Direction: Read through the entries below and return each line with the word "this".

Information given:
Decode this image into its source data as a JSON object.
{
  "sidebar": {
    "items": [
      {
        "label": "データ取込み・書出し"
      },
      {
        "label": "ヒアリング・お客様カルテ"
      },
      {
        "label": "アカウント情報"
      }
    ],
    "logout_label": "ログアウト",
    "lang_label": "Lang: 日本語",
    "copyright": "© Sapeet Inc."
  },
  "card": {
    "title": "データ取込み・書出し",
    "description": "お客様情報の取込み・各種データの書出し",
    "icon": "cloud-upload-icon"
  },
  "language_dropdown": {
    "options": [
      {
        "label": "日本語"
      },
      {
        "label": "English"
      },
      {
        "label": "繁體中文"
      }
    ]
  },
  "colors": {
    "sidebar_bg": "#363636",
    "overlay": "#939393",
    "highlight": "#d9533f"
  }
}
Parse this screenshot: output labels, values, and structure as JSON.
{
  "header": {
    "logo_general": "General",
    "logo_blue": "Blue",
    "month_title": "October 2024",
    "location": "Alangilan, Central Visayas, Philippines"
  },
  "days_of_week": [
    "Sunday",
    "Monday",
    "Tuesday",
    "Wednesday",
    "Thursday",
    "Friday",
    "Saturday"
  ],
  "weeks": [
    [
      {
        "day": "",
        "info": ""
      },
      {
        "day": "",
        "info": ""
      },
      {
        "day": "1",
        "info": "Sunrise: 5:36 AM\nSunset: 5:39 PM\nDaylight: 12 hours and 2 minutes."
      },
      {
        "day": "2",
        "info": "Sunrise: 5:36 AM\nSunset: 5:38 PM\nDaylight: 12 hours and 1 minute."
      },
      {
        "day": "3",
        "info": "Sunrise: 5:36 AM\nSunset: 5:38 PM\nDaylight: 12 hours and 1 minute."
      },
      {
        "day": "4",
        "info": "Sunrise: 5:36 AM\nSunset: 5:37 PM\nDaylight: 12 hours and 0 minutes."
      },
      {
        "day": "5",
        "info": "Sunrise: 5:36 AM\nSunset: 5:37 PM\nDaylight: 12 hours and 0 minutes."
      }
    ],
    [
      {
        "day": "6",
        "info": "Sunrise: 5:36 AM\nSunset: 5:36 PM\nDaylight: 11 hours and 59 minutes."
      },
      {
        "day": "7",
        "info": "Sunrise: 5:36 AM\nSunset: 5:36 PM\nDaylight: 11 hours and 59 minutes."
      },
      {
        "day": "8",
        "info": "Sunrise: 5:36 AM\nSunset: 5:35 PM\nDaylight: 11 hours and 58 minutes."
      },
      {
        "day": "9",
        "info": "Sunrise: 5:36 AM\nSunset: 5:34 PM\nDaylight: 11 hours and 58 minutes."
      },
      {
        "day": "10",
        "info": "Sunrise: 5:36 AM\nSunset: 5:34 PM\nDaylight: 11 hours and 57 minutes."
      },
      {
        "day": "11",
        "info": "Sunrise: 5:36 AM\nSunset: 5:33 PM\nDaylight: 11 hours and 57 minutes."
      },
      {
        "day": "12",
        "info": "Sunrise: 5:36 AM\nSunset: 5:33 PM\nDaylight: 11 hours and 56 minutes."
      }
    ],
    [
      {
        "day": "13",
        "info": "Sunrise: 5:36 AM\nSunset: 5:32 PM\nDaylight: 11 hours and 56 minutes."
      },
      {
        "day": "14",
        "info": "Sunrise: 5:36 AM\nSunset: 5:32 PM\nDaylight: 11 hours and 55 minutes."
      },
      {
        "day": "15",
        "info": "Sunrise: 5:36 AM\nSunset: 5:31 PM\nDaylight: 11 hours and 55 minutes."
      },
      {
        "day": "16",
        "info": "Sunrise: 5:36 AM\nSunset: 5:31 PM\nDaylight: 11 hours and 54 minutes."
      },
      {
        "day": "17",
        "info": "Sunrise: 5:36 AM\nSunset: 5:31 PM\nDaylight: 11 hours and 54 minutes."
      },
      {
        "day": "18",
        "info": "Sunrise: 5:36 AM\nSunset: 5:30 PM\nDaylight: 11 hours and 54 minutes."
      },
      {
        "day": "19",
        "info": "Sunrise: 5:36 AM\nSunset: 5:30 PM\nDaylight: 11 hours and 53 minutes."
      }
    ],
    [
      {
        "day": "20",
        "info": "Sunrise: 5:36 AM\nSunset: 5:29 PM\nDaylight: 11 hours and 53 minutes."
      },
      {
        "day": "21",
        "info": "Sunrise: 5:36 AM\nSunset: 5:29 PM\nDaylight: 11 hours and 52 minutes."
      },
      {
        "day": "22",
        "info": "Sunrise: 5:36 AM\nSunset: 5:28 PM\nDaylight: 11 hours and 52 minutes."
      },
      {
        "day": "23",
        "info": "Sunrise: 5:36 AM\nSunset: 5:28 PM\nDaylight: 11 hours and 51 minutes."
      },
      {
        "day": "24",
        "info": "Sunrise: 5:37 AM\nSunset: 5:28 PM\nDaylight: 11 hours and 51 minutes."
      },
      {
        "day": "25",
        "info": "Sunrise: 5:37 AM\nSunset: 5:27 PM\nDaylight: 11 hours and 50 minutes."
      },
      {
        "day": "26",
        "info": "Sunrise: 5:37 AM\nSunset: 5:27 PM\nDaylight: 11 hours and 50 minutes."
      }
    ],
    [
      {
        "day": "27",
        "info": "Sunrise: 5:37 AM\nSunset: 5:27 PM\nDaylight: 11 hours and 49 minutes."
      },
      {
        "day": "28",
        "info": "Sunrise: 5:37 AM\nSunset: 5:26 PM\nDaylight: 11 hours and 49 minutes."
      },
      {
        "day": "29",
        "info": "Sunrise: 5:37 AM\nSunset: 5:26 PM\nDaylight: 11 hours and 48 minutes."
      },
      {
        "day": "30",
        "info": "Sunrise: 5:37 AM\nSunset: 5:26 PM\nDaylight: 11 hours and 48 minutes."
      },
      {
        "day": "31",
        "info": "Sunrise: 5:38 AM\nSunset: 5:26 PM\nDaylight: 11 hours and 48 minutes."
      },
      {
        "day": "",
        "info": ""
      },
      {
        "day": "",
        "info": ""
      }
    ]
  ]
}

Written response:
Decode this image into its source data as a JSON object.
Parse this screenshot: output labels, values, and structure as JSON.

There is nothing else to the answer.